INPUT DATA:

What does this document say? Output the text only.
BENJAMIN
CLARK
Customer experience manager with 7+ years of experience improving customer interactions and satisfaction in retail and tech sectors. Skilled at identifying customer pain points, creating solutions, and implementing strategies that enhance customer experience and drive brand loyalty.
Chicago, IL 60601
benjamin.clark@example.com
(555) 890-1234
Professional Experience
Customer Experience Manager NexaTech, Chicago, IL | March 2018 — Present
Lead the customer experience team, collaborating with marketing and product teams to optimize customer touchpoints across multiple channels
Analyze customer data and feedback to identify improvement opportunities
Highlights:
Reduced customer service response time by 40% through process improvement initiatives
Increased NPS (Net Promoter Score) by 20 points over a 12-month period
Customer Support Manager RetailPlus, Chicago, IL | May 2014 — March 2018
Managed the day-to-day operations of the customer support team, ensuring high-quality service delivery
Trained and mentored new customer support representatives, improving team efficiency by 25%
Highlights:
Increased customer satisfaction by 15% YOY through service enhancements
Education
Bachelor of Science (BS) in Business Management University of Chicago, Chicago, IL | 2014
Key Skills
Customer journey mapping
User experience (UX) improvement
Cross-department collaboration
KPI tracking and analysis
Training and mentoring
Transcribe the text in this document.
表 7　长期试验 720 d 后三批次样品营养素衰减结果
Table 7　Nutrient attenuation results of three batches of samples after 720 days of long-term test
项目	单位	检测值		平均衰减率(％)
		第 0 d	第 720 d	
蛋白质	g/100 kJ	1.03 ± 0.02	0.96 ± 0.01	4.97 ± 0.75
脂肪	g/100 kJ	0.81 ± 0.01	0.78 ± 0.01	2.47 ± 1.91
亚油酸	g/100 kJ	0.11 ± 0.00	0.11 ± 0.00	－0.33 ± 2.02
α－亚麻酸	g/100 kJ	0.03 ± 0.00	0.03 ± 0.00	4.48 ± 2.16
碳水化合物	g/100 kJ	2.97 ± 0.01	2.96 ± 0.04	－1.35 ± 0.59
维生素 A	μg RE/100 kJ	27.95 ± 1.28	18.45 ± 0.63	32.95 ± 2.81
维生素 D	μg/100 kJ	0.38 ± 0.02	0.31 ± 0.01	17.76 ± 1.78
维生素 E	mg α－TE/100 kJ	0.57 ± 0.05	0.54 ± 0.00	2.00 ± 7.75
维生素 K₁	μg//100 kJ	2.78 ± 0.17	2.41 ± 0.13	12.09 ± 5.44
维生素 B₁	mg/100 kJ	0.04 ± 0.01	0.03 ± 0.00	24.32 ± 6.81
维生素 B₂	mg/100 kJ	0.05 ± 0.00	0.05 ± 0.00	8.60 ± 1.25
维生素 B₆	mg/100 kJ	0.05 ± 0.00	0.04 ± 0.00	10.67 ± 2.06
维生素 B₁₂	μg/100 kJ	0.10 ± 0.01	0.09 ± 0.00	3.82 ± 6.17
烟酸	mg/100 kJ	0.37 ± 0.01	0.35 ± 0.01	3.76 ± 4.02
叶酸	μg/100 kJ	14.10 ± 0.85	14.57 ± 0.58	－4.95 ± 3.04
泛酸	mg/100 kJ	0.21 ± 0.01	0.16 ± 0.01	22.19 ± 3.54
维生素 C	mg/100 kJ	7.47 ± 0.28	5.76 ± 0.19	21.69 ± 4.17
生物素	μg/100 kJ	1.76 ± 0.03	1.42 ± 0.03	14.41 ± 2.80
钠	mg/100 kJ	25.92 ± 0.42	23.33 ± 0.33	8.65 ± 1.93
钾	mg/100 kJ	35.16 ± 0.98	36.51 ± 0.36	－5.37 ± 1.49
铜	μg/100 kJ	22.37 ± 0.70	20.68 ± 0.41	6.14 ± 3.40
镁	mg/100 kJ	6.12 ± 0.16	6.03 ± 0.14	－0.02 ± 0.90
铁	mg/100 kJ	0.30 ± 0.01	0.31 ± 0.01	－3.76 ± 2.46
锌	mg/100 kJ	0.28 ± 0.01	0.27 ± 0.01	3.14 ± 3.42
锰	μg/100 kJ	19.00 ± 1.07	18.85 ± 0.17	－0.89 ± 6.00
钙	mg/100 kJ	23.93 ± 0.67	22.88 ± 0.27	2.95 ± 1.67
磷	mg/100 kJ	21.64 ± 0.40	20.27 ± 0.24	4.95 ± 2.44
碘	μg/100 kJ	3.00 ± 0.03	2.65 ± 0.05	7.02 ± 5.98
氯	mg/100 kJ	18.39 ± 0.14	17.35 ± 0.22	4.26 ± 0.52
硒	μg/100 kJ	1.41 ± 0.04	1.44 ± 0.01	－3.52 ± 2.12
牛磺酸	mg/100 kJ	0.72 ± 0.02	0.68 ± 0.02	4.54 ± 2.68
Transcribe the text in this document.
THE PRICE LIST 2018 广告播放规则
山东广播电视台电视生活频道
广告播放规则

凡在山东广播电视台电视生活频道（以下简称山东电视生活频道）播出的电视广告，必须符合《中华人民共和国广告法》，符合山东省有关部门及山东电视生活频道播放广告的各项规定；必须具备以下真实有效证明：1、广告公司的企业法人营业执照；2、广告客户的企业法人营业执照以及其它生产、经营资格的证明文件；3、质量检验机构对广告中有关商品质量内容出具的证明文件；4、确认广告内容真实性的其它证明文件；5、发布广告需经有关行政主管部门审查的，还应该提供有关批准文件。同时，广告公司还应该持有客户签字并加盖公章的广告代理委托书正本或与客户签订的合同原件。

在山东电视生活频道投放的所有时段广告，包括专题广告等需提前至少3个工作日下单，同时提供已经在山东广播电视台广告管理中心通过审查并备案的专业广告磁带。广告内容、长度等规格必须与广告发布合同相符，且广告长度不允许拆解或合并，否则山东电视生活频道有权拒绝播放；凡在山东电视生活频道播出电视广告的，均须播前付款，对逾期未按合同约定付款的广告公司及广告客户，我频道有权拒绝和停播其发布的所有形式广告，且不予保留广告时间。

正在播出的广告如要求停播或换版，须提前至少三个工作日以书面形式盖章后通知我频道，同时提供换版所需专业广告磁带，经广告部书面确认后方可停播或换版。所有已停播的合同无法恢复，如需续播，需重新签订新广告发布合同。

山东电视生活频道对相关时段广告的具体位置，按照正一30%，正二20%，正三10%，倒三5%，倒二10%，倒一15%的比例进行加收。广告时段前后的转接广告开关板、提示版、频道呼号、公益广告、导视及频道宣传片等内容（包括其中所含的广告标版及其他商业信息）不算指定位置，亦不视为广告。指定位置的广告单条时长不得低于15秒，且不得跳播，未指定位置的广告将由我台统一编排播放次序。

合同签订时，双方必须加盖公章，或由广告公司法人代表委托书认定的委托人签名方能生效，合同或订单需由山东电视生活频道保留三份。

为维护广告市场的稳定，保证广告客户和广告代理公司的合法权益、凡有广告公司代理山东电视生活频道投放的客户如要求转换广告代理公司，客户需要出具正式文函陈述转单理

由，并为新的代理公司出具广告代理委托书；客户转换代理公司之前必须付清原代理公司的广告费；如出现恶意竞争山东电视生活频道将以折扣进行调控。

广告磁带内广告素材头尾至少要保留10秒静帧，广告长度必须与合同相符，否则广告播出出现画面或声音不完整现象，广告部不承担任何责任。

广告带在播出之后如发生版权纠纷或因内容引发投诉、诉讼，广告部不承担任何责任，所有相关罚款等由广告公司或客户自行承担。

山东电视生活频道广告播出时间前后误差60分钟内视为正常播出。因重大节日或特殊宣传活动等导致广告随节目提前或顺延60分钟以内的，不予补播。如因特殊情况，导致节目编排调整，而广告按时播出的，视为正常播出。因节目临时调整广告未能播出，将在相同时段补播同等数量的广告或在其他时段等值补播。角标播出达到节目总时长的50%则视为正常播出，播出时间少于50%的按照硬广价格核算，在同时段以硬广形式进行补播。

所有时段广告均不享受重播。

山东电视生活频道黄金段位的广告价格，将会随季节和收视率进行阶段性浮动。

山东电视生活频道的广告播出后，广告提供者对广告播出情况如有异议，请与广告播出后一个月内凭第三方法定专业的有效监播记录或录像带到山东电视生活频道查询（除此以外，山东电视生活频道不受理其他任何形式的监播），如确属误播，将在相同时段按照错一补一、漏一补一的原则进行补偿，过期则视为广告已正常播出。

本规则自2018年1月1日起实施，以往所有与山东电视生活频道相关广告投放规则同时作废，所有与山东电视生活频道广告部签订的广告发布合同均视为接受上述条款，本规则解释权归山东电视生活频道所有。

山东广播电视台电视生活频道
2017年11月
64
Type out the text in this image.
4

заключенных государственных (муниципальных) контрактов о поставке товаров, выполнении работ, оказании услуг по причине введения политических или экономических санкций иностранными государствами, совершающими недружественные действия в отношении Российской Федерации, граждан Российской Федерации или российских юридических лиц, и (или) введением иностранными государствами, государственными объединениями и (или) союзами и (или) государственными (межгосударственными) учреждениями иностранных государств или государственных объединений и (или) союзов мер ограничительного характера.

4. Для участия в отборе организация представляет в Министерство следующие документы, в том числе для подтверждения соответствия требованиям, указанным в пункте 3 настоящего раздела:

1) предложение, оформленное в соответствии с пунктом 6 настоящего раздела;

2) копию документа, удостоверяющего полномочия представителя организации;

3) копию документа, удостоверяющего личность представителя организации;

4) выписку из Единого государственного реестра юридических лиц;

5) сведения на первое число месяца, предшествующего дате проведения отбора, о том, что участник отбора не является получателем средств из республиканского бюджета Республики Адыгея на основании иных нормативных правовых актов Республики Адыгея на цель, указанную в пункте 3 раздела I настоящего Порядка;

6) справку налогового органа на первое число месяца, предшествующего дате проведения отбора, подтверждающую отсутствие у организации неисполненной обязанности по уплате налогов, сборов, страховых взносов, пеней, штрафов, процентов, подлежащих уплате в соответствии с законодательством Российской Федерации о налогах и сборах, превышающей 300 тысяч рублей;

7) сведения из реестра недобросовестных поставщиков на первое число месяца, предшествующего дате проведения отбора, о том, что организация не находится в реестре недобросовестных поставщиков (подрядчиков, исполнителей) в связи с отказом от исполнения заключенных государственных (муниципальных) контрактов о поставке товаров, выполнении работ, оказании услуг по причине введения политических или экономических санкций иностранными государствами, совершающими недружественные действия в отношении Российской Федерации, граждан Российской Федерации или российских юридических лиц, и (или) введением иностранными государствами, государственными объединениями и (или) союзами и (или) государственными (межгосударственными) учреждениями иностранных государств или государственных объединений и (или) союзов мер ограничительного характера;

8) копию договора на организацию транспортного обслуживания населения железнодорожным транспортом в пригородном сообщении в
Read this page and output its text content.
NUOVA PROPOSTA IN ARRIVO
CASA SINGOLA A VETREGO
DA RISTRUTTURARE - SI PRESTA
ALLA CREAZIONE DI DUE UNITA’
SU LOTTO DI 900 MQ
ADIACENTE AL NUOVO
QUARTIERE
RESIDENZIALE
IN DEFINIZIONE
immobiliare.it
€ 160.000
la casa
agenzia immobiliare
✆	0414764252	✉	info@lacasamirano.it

JOB: Report how many lines of the preceding records include "through". Output the number only.

FULL OUTPUT: 2